- What to do
[1] Answer these questions about the vacation blog post:
(a) What did the house have on its door instead of a key?
(b) On the first trip, where did the Garmin say the destination was?
(c) Where was the narrator when the Garmin announced arrival at the ice-cream place?
[2] Carry on the vacation blog post from where it stops.

Me: “I’ll go put on a towel.”

(I hear a chorus of "boo's" echoing from the other houses).



Our house didn’t have a key – it had a combination lock on the door.

Of course, on our very first night back to the house, not ONLY do we forget to put a light on outside...

...but we also forget the f*cking combination to the lock.

This required me to park my car in the road, facing the house with the lights on high beam, and yell out random combinations of numbers.

This does not help.

Ten minutes into the adventure, it comes to me:

Me: “Wait a minute…are we even AT the right house?”

Word to Florida builders: USE A DIFFERENT F*CKING COLOR.

Thank you, jackasses.

The Garmin with Short-Term Memory Loss:

My father-in-law brought along his Garmin Navigation unit.

This came in as useful as asking a double-amputee prostitute for a hand job.

(don't do this...she'll just take your money then try to use her feet...which is satisfying, but your penis ends up smelling funnier than usual)

The very first time we used the Garmin to get somewhere, it drove us to a dead-end street and thought our destination was the dumpster sitting at the end.

Thanks, Garmin.

Knowing the location of this dumpster will be helpful when it comes time to throw you in the f*cking thing.

The second time we used it to get to a Walmart (yes, even alligators need to buy cheap clothes), it drove us to a residential development.


Father-in-law: “I don’t think there’s a Walmart in here.”

Me: “Maybe it thought we were looking for a guy named Wally Mart.”

The third time we used it to get to an ice-cream place, it proudly announced:

“Arriving at your destination.”

I was under a highway overpass at the time.

I looked for a guy selling ice cream under the bridge…

...but there was none.

Thank you, Garmin.

I didn't really want ice cream, anyway...

...and was really more in the mood for an offramp.

Now...let's see...

...where was that dumpster again?

Dont' forget to check me out at Scrivel!


CatHerder said...

OH MY GOD!!!!! Yours is the best blog i have ever read. Your posts had me laughing coffee out my nose. Finally, someone who has a sense of humor like me....i have no idea how i came across your blog, but SO glad i are TOO FUNNY!!! PS..The disney thing...youre right teens preferred renting movies and chillin rather than go on the rides...sheesh

Lori said...

See now, maybe we can book a trip to Ohio, find some body of water and a playground and tell my 7 year old that we are at Disney World! lol

Gawd you make me laugh so hard...Great way to start the day!

Elise said...

Wecome back Moog! I'm glad your back, now I have something to pee my pants for...

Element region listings
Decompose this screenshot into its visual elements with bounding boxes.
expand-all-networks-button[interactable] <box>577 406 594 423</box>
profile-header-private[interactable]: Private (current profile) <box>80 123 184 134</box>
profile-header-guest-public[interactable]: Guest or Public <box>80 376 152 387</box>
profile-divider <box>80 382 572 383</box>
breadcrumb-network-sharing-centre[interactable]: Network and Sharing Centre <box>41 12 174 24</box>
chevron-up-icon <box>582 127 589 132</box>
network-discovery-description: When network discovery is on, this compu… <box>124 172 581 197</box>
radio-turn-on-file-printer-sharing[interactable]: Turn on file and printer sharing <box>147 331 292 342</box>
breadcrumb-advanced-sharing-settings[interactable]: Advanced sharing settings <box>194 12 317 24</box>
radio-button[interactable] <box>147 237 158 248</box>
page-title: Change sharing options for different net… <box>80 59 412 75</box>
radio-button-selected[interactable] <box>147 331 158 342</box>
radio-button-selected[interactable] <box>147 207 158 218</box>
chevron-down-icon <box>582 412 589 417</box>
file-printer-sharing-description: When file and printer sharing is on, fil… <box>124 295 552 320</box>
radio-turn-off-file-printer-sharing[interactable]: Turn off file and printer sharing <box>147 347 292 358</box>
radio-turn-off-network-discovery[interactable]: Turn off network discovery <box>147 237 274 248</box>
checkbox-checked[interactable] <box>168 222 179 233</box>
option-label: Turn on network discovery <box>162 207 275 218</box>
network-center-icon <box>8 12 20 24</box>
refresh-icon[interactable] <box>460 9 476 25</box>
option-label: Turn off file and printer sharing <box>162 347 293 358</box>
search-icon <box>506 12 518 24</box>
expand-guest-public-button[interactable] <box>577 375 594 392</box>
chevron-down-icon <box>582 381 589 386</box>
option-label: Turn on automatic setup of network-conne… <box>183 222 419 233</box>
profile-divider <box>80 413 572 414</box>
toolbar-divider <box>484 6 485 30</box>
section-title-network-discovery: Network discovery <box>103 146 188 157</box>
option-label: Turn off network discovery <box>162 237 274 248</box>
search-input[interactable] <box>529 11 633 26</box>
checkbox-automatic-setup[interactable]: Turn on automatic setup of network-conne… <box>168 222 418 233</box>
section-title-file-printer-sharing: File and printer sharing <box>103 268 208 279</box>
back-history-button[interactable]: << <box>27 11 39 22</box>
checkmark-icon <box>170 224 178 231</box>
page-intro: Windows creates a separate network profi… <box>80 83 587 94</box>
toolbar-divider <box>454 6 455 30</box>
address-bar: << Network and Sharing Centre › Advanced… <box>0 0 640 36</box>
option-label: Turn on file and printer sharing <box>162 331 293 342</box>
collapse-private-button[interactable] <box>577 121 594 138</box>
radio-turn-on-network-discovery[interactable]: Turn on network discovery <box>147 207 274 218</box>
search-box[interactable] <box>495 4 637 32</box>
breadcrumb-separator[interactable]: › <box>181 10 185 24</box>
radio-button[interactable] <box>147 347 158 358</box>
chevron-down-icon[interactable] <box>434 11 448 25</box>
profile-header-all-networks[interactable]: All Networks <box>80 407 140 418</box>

- Answers to the tasks
[1]
(a) A combination lock.
(b) A dumpster at the end of a dead-end street.
(c) Under a highway overpass.

[2]
Yeah so the moral of this blog is Never take your children to Florida..

No its Never walk around naked in your house in Florida

No its Always mark your house with a coloured marker in Florida.

F**k it I'm satying away from that place! xx

Anonymous said...

Sounds like you had. . .um, fun?

Mike said...

Don't worry. The fat lady in the pool next door was old, this is florida.

She'd get halfway across the yard to try to grab at some young mooog willy and have to stop to take her nitro before she had a heart attack.

Allowing you to get away in your pirate ship.

Also, that state trooper looks like he was about to BOOK YOU IN THE ASS!

Glad you had a good time.

billymac said...

yeah, i hope i never get arrested in FL... that pretty much doesn't look like good times.

Anonymous said...

If Adam Rodriguez was really a CSI guy in Miami, I wouldn't mind being frisked privately.

But, he's not, so I'll avoid the pokie in sunny, happy Florida.

Welcome back, Buddy!

Anonymous said...

When we lived in Florida I could always find our house.It was the one with all of the kids in the damn yard...unlike most of them which had Depends and Bengay tubes hanging out from the trash cans.

So when is your next trip to Disney?

Rahul said...

First time I went to Florida one of my friends said when you drive on the highways old people just turn around randomly.

Our first day there we're on the highway and some old person in a taurus stops in the middle of a 3 lane highway and tsarts u turning to the other side.

In conclusion, old people are no good at everything.

Biscuit said...

Geez, you're a worse Disney-pooper than me. But the naked back door incident sounds exciting.

Um...that came out wrong.

Unknown said...

I missed you too...and I don't even know ya.

Taking your kids to Disney is kinda like buying them really expensive toys, and then they play with the box for 3 hours.

Gosh I could have just spent $1.99 on a cardboard box for you little fuckers.

Damn kids.

Anonymous said...

I nearly pissed my pants on this post.. having stayed in one of those damn houses with there key coded locks..

Great freaking post... hysterical.

Candy said...

About six years ago, we used every last penny we had to take the kids to Orlando.

When we got there, we had to literally DRAG their sorry asses to Disney every day, because they only wanted to swim in the pool.

I could have taken them to the local Holiday Inn, and spared myself the agony.

Anonymous said...

I live in that exact neighborhood. Try finding your way home after happy hour. Try being a postal worker or an EMT here.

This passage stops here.